“Economics in Christian Perspective” Book Review is pleased to welcome Michael Douma as our next guest poster, reviewing Economics in Christian Perspective: Theory, Policy, and Life Choices by Victor Claar and Robin Klay. The views expressed in any guest article should not be construed as the official position of and are the work of the guest author alone.


Victor V. Claar and Robin J. Klay, Economics in Christian Perspective: Theory, Policy, and Life Choices (Downers Grove, Ill.: Intervarsity Press, 2006). 254 pages.

I picked up Claar and Klay’s book because the authors teach at my alma mater, Hope College, in Holland, MI. Although I have not met them, I was interested to see what they had to say about the relationship between Christianity and economics. The authors include an appropriate proverb, tucked away on page twenty-four. “Without freedom,” they write, “there is no responsibility.” They could have added that without responsibility there is no freedom. In the tradition of classical liberalism, they insist on the government’s role in, most importantly, protecting property and enforcing contracts, but also in stabilizing the economy, and promoting positive, and discouraging negative externalities.

:: Source data ::
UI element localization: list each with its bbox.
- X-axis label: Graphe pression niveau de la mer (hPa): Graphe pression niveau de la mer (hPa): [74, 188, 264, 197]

:: Set of tasks ::
• A. Condense the paragraph of the book review that begins "I picked up Claar and Klay's book" into a short bulleted list that keeps its main facts.
• B. Please reproduce the book review from "Victor V. Claar" up to and including "2006). 254 pages.", swapping in "IVP Academic" wherever "Intervarsity Press" appears.

:: Correct answers ::
• A.
- The reviewer chose the book because its authors teach at the reviewer's alma mater, Hope College in Holland, MI, though the reviewer has not met them.
- The reviewer wanted to see what the authors say about the relationship between Christianity and economics.
- On page twenty-four the authors write, "Without freedom, there is no responsibility." The reviewer adds that without responsibility there is also no freedom.
- In the classical liberal tradition, the authors hold that government's most important roles are protecting property and enforcing contracts. They also see a role for government in stabilizing the economy and in promoting positive and discouraging negative externalities.

• B.
Victor V. Claar and Robin J. Klay, Economics in Christian Perspective: Theory, Policy, and Life Choices (Downers Grove, Ill.: IVP Academic, 2006). 254 pages.